Camelinopsis

Scientific classification
- Kingdom: Plantae
- Clade: Tracheophytes
- Clade: Angiosperms
- Clade: Eudicots
- Clade: Rosids
- Order: Brassicales
- Family: Brassicaceae
- Tribe: Thlaspideae
- Genus: Camelinopsis A.G.Mill.
- Type species: Camelinopsis campylopoda (Bornm. & Gauba) A.G.Mill.
- Species: Camelinopsis alborzica Doostm.; Camelinopsis campylopoda (Bornm. & Gauba) A.G.Mill.;

= Camelinopsis =

Genus of flowering plants

Camelinopsis is a genus of flowering plants in the family Brassicaceae. It includes two species native to northern Iraq and Iran.
- Camelinopsis alborzica Doostm. – northern Iran (western Alborz Mountains)
- Camelinopsis campylopoda (Bornm. & Gauba) A.G.Mill. – west-central Iran and northern Iraq

Camelinopsis kurdica (A.G.Mill.) Al-Shehbaz & A.G.Mill. is now placed in genus Pseudocamelina as Pseudocamelina kurdica (A.G.Mill.) Esmailbegi & Al-Shehbaz.

### Listed entries
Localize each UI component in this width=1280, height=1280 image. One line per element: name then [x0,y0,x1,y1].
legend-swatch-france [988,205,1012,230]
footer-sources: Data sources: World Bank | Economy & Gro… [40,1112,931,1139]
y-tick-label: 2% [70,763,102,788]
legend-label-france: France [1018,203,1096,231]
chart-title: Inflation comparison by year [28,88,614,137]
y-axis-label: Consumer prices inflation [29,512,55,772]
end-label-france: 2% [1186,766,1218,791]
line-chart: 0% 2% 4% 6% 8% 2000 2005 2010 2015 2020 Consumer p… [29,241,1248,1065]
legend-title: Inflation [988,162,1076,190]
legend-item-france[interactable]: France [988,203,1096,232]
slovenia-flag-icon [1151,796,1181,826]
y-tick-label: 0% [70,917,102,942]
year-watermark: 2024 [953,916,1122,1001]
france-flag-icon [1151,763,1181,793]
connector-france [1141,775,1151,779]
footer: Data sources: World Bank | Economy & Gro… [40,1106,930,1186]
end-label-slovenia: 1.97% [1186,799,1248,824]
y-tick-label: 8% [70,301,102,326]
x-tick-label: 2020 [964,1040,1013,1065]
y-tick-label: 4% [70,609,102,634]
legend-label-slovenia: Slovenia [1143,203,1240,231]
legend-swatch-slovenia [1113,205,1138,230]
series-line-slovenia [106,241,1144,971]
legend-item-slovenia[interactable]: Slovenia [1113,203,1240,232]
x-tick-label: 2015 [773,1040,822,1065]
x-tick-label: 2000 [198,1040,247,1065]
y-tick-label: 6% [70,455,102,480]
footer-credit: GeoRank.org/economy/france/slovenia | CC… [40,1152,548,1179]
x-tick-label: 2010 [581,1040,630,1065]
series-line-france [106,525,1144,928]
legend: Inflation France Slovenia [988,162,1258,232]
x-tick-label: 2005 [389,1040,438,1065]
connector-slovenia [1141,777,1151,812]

### What you need to do
• a. In the text on Camelinopsis, which plant family does the genus belong to?
• b. List every clade named in the classification of the text on Camelinopsis.
• c. Write out the text on Camelinopsis between "Scientific classification" and "species: Camelinopsis campylopoda (Bornm. & Gauba) A.G.Mill.", inclusive, updated so that "Brassicales" reads "Capparales".

### Exercise solutions
• a. Brassicaceae

• b. Tracheophytes, Angiosperms, Eudicots, Rosids

• c.
Scientific classification
- Kingdom: Plantae
- Clade: Tracheophytes
- Clade: Angiosperms
- Clade: Eudicots
- Clade: Rosids
- Order: Capparales
- Family: Brassicaceae
- Tribe: Thlaspideae
- Genus: Camelinopsis A.G.Mill.
- Type species: Camelinopsis campylopoda (Bornm. & Gauba) A.G.Mill.